■ **YOUR TASK**: Draw out every line with the word "location" from the listing below.
-- start ITEMS --
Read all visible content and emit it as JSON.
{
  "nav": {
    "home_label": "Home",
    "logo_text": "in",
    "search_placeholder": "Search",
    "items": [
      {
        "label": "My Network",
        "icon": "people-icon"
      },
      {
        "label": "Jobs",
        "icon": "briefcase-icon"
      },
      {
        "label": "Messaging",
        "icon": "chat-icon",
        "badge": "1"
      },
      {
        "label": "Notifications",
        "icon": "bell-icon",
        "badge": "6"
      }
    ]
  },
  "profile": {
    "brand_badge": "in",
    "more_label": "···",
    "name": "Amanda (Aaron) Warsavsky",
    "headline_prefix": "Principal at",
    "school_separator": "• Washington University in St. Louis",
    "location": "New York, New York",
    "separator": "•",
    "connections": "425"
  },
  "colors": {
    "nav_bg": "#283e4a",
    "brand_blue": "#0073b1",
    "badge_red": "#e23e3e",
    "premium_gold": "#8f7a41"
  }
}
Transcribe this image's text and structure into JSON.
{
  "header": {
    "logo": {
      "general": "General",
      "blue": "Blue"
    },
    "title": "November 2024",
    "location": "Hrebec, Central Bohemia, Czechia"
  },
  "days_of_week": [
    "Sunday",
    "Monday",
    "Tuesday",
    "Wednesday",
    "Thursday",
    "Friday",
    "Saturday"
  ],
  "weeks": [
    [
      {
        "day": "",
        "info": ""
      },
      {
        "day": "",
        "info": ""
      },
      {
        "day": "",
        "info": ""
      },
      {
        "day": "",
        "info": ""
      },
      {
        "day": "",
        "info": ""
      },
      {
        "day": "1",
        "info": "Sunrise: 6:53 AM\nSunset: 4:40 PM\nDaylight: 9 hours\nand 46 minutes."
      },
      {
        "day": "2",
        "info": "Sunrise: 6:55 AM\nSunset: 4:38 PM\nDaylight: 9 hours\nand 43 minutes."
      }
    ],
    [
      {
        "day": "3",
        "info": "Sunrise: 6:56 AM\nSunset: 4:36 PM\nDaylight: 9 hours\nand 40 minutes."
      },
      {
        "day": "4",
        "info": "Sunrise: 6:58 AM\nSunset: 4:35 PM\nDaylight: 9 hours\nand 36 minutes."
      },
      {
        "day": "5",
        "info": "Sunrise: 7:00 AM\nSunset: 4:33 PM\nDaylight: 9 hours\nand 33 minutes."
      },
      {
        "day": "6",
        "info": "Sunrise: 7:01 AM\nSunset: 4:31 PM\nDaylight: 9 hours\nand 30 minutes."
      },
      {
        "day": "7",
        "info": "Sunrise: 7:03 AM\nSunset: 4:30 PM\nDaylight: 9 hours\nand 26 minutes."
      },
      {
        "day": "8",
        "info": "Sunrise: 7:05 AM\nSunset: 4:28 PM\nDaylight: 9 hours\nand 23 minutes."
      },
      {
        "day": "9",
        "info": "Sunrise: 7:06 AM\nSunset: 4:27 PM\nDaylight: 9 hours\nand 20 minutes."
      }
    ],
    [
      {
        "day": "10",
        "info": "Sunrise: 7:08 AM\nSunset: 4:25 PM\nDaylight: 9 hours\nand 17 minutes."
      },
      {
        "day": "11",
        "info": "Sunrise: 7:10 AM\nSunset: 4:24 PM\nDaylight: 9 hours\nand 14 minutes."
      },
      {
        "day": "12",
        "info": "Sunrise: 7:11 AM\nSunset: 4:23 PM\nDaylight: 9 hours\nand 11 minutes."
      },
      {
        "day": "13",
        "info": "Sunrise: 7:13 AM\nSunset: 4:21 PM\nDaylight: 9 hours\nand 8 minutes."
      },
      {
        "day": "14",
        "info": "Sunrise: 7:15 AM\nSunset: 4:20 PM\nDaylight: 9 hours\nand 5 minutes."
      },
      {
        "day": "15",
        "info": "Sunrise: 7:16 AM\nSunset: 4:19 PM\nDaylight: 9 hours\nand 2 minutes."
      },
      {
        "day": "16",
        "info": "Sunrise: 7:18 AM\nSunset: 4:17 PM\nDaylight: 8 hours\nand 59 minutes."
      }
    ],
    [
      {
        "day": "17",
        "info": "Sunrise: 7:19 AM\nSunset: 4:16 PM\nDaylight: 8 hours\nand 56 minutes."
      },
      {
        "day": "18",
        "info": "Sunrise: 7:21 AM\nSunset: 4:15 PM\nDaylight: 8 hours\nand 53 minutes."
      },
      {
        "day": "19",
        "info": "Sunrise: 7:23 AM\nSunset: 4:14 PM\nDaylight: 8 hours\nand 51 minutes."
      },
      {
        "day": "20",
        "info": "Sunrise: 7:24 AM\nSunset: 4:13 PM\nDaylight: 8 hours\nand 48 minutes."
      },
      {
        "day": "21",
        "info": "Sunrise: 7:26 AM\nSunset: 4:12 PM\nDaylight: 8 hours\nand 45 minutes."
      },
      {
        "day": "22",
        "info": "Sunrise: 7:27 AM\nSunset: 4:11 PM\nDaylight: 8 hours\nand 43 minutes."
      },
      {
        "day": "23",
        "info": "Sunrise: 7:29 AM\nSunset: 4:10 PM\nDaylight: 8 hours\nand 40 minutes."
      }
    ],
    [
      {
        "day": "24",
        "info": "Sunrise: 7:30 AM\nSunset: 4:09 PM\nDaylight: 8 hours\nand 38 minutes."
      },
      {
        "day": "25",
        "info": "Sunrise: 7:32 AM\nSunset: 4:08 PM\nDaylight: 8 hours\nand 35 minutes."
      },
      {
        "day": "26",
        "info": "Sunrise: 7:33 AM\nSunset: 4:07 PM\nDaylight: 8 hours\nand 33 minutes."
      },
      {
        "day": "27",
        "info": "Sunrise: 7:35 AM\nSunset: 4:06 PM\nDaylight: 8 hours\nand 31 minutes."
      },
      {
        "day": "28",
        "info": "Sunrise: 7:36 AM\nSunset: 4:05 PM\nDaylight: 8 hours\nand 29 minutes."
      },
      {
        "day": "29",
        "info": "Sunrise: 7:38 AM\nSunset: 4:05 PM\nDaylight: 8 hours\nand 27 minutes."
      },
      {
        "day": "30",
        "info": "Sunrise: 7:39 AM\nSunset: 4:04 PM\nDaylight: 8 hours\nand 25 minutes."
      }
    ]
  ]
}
-- end ITEMS --
■ **FULL OUTPUT**:
    "location": "New York, New York",
    "location": "Hrebec, Central Bohemia, Czechia"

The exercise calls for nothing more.